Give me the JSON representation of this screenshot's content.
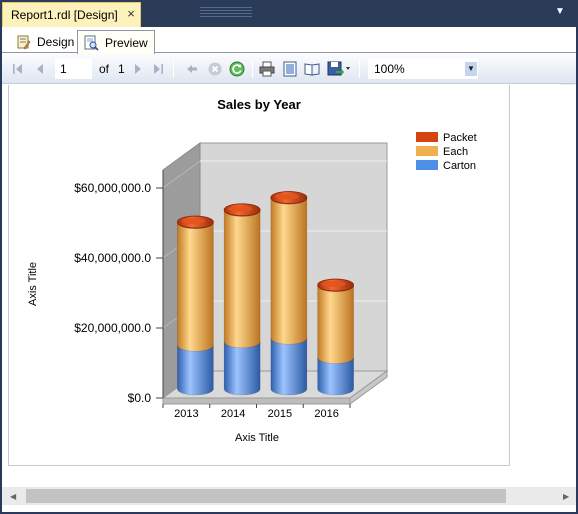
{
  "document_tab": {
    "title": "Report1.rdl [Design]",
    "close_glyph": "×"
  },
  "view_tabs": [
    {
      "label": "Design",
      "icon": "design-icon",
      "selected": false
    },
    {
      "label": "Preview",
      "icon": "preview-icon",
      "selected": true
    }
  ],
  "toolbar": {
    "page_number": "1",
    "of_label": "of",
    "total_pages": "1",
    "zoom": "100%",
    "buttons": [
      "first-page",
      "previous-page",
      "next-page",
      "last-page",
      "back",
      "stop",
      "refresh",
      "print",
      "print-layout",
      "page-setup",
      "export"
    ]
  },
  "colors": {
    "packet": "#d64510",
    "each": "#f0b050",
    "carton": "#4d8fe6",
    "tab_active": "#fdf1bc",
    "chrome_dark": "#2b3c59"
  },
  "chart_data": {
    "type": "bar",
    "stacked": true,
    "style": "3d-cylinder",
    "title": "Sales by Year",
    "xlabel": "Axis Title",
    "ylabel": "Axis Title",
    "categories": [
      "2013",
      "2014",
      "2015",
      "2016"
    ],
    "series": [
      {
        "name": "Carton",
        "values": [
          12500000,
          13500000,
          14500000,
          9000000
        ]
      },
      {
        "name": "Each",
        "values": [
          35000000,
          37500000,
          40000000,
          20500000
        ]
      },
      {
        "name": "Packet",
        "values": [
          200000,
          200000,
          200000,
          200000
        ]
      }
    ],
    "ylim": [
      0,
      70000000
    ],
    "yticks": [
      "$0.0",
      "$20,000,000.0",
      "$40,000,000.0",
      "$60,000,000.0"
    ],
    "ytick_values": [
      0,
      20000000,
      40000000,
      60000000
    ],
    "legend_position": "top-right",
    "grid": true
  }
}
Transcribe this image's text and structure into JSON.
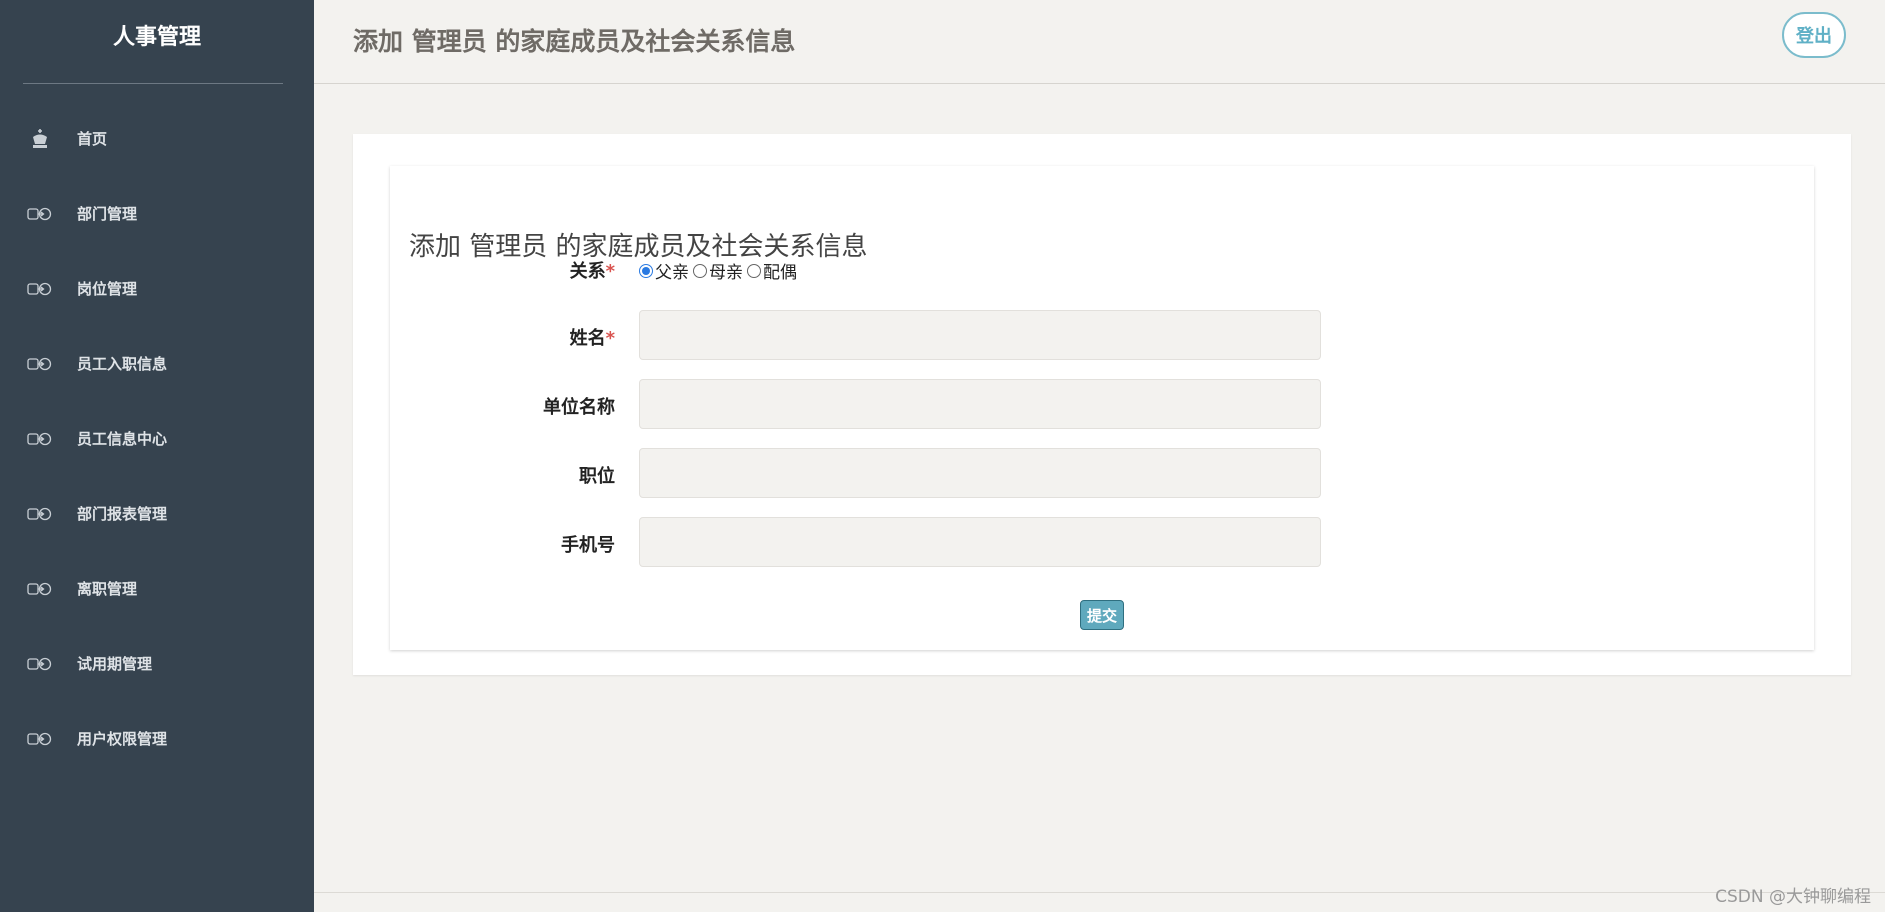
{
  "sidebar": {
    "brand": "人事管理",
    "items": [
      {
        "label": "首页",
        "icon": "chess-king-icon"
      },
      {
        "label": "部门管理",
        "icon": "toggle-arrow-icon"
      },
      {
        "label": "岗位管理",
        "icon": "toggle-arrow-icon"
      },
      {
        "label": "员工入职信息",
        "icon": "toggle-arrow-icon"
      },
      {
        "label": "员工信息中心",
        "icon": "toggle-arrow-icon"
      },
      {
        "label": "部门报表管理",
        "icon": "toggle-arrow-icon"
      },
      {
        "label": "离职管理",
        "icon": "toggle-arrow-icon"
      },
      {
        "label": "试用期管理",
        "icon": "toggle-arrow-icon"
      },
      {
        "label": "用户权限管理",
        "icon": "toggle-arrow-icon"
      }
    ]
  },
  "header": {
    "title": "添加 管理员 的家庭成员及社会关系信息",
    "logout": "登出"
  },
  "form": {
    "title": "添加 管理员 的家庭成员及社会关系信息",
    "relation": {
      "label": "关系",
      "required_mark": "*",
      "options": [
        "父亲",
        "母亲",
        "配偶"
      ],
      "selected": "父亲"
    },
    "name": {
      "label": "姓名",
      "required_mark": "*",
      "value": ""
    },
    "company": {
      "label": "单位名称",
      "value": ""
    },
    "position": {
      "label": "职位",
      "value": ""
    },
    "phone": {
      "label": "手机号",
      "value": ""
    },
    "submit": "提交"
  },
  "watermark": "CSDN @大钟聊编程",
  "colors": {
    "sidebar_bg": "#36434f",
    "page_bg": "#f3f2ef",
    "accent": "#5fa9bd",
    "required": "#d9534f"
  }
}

## Written problem
Leave out the pictures and print each record exactly as it stands.

## Result
Give me the JSON representation of this screenshot's content.
{
  "document_tab": {
    "title": "Report1.rdl [Design]",
    "close_glyph": "×"
  },
  "view_tabs": [
    {
      "label": "Design",
      "icon": "design-icon",
      "selected": false
    },
    {
      "label": "Preview",
      "icon": "preview-icon",
      "selected": true
    }
  ],
  "toolbar": {
    "page_number": "1",
    "of_label": "of",
    "total_pages": "1",
    "zoom": "100%",
    "buttons": [
      "first-page",
      "previous-page",
      "next-page",
      "last-page",
      "back",
      "stop",
      "refresh",
      "print",
      "print-layout",
      "page-setup",
      "export"
    ]
  },
  "colors": {
    "packet": "#d64510",
    "each": "#f0b050",
    "carton": "#4d8fe6",
    "tab_active": "#fdf1bc",
    "chrome_dark": "#2b3c59"
  },
  "chart_data": {
    "type": "bar",
    "stacked": true,
    "style": "3d-cylinder",
    "title": "Sales by Year",
    "xlabel": "Axis Title",
    "ylabel": "Axis Title",
    "categories": [
      "2013",
      "2014",
      "2015",
      "2016"
    ],
    "series": [
      {
        "name": "Carton",
        "values": [
          12500000,
          13500000,
          14500000,
          9000000
        ]
      },
      {
        "name": "Each",
        "values": [
          35000000,
          37500000,
          40000000,
          20500000
        ]
      },
      {
        "name": "Packet",
        "values": [
          200000,
          200000,
          200000,
          200000
        ]
      }
    ],
    "ylim": [
      0,
      70000000
    ],
    "yticks": [
      "$0.0",
      "$20,000,000.0",
      "$40,000,000.0",
      "$60,000,000.0"
    ],
    "ytick_values": [
      0,
      20000000,
      40000000,
      60000000
    ],
    "legend_position": "top-right",
    "grid": true
  }
}
Transcribe this image's text and structure into JSON.
{
  "sidebar": {
    "brand": "人事管理",
    "items": [
      {
        "label": "首页",
        "icon": "chess-king-icon"
      },
      {
        "label": "部门管理",
        "icon": "toggle-arrow-icon"
      },
      {
        "label": "岗位管理",
        "icon": "toggle-arrow-icon"
      },
      {
        "label": "员工入职信息",
        "icon": "toggle-arrow-icon"
      },
      {
        "label": "员工信息中心",
        "icon": "toggle-arrow-icon"
      },
      {
        "label": "部门报表管理",
        "icon": "toggle-arrow-icon"
      },
      {
        "label": "离职管理",
        "icon": "toggle-arrow-icon"
      },
      {
        "label": "试用期管理",
        "icon": "toggle-arrow-icon"
      },
      {
        "label": "用户权限管理",
        "icon": "toggle-arrow-icon"
      }
    ]
  },
  "header": {
    "title": "添加 管理员 的家庭成员及社会关系信息",
    "logout": "登出"
  },
  "form": {
    "title": "添加 管理员 的家庭成员及社会关系信息",
    "relation": {
      "label": "关系",
      "required_mark": "*",
      "options": [
        "父亲",
        "母亲",
        "配偶"
      ],
      "selected": "父亲"
    },
    "name": {
      "label": "姓名",
      "required_mark": "*",
      "value": ""
    },
    "company": {
      "label": "单位名称",
      "value": ""
    },
    "position": {
      "label": "职位",
      "value": ""
    },
    "phone": {
      "label": "手机号",
      "value": ""
    },
    "submit": "提交"
  },
  "watermark": "CSDN @大钟聊编程",
  "colors": {
    "sidebar_bg": "#36434f",
    "page_bg": "#f3f2ef",
    "accent": "#5fa9bd",
    "required": "#d9534f"
  }
}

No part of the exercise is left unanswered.